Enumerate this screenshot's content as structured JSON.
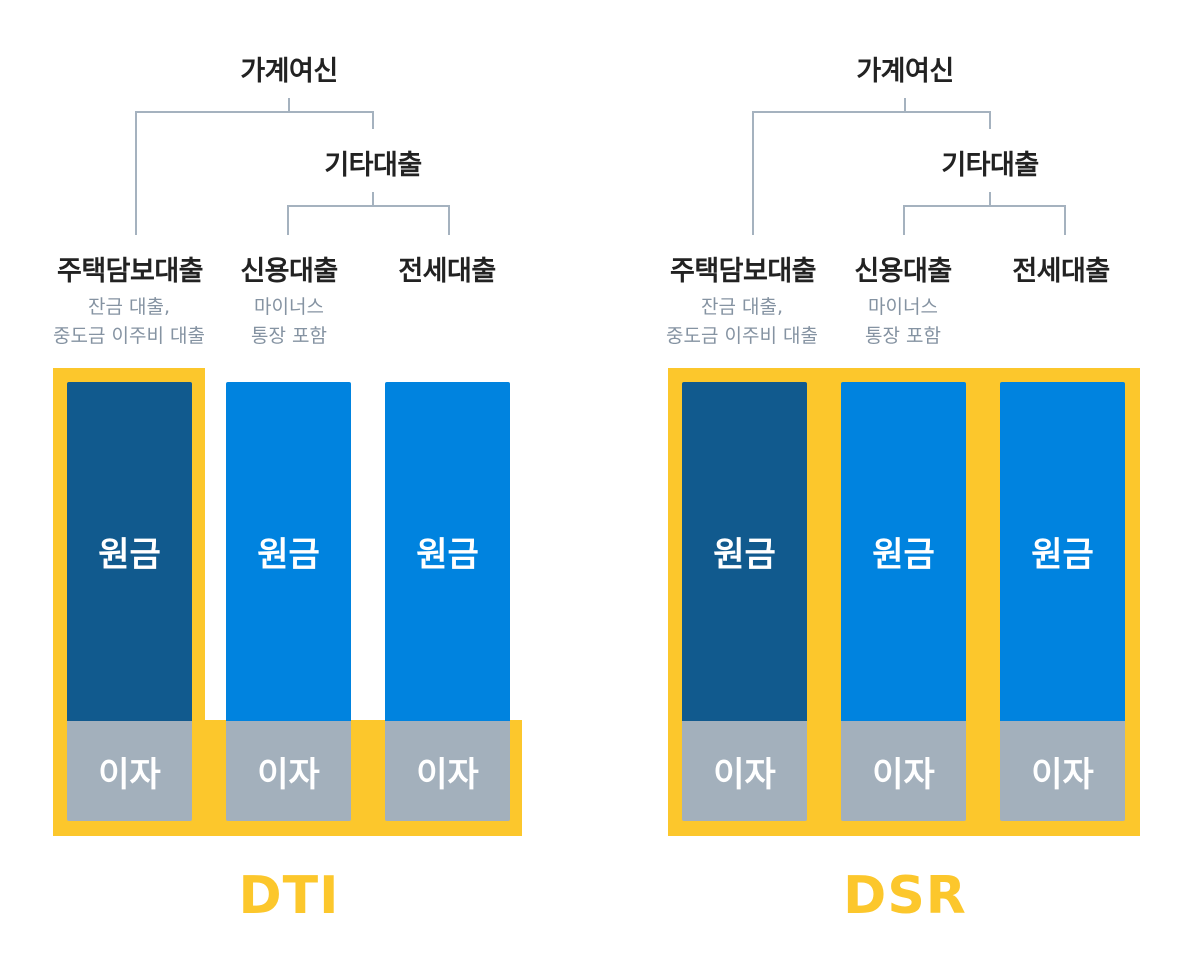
{
  "colors": {
    "highlight": "#fcc72c",
    "mortgage_principal": "#115a8e",
    "other_principal": "#0083df",
    "interest": "#a3b0bc",
    "tree_line": "#a5b2bf",
    "note_text": "#8593a2"
  },
  "diagrams": [
    {
      "label": "DTI",
      "root": "가계여신",
      "group": "기타대출",
      "loans": [
        {
          "name": "주택담보대출",
          "note_line1": "잔금 대출,",
          "note_line2": "중도금 이주비 대출",
          "principal": "원금",
          "interest": "이자"
        },
        {
          "name": "신용대출",
          "note_line1": "마이너스",
          "note_line2": "통장 포함",
          "principal": "원금",
          "interest": "이자"
        },
        {
          "name": "전세대출",
          "note_line1": "",
          "note_line2": "",
          "principal": "원금",
          "interest": "이자"
        }
      ]
    },
    {
      "label": "DSR",
      "root": "가계여신",
      "group": "기타대출",
      "loans": [
        {
          "name": "주택담보대출",
          "note_line1": "잔금 대출,",
          "note_line2": "중도금 이주비 대출",
          "principal": "원금",
          "interest": "이자"
        },
        {
          "name": "신용대출",
          "note_line1": "마이너스",
          "note_line2": "통장 포함",
          "principal": "원금",
          "interest": "이자"
        },
        {
          "name": "전세대출",
          "note_line1": "",
          "note_line2": "",
          "principal": "원금",
          "interest": "이자"
        }
      ]
    }
  ]
}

------------------------

» **Objective**
Write the listing out a second time exactly, dropping all images.

» **Answer to the task**
Enumerate this screenshot's content as structured JSON.
{
  "colors": {
    "highlight": "#fcc72c",
    "mortgage_principal": "#115a8e",
    "other_principal": "#0083df",
    "interest": "#a3b0bc",
    "tree_line": "#a5b2bf",
    "note_text": "#8593a2"
  },
  "diagrams": [
    {
      "label": "DTI",
      "root": "가계여신",
      "group": "기타대출",
      "loans": [
        {
          "name": "주택담보대출",
          "note_line1": "잔금 대출,",
          "note_line2": "중도금 이주비 대출",
          "principal": "원금",
          "interest": "이자"
        },
        {
          "name": "신용대출",
          "note_line1": "마이너스",
          "note_line2": "통장 포함",
          "principal": "원금",
          "interest": "이자"
        },
        {
          "name": "전세대출",
          "note_line1": "",
          "note_line2": "",
          "principal": "원금",
          "interest": "이자"
        }
      ]
    },
    {
      "label": "DSR",
      "root": "가계여신",
      "group": "기타대출",
      "loans": [
        {
          "name": "주택담보대출",
          "note_line1": "잔금 대출,",
          "note_line2": "중도금 이주비 대출",
          "principal": "원금",
          "interest": "이자"
        },
        {
          "name": "신용대출",
          "note_line1": "마이너스",
          "note_line2": "통장 포함",
          "principal": "원금",
          "interest": "이자"
        },
        {
          "name": "전세대출",
          "note_line1": "",
          "note_line2": "",
          "principal": "원금",
          "interest": "이자"
        }
      ]
    }
  ]
}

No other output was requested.